▶ [Exercise details]: How many of the lines below include "title"? Give the number and no other words.
____
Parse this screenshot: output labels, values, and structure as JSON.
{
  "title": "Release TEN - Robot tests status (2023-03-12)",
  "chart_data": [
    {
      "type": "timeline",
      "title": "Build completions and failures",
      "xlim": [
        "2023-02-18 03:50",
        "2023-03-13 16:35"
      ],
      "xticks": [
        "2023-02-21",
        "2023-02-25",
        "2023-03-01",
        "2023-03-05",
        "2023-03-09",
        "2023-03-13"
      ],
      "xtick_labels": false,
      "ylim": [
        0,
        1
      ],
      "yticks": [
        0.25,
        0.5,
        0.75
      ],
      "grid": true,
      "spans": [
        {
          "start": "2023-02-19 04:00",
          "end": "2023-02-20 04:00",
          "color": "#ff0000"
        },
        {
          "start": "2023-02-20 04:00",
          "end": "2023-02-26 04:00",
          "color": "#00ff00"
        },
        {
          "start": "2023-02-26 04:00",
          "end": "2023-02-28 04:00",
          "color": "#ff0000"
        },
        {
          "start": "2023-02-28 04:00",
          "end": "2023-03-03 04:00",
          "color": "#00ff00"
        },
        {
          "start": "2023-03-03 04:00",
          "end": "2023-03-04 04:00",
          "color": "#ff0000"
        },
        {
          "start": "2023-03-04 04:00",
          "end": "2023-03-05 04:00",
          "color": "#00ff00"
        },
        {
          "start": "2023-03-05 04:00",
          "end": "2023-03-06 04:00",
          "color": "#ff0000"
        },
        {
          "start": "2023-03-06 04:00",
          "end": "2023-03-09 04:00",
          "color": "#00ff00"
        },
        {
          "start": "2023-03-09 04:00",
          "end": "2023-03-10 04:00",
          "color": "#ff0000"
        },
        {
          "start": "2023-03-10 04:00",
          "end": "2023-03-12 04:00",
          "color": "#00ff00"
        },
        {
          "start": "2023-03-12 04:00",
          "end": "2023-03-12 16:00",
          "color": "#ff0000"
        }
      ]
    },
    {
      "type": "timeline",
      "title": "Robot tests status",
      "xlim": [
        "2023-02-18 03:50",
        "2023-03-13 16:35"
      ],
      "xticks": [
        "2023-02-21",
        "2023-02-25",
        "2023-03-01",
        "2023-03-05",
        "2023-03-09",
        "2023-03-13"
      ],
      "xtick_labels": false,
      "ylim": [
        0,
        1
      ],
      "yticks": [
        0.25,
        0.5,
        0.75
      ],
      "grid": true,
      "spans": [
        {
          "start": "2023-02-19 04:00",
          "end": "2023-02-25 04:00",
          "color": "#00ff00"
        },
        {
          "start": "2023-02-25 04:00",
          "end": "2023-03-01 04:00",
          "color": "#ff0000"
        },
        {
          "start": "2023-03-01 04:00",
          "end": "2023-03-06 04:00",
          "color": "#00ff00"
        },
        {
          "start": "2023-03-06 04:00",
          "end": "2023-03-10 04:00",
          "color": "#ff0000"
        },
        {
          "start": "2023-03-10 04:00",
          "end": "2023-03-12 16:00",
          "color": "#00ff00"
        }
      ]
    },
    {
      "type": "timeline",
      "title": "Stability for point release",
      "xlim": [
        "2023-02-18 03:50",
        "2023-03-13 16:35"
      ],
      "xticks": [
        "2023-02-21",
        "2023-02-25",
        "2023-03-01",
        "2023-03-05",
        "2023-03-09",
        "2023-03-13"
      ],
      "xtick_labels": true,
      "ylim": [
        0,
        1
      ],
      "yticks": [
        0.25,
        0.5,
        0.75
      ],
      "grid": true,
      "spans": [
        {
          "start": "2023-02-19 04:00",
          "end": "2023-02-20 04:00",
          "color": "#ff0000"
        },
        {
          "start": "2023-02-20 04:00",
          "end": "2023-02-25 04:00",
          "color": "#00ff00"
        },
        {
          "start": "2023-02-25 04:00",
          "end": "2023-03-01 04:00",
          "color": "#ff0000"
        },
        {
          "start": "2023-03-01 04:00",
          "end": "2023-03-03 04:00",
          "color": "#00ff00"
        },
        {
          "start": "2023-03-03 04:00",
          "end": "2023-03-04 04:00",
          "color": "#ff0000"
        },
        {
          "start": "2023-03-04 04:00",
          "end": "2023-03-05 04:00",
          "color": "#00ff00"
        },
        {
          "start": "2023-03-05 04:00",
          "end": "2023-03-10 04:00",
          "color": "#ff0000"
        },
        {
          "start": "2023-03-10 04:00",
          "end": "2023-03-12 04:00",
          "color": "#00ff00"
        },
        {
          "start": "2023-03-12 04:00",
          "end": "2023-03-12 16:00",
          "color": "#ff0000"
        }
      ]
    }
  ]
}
____
▶ [Written answer]: 4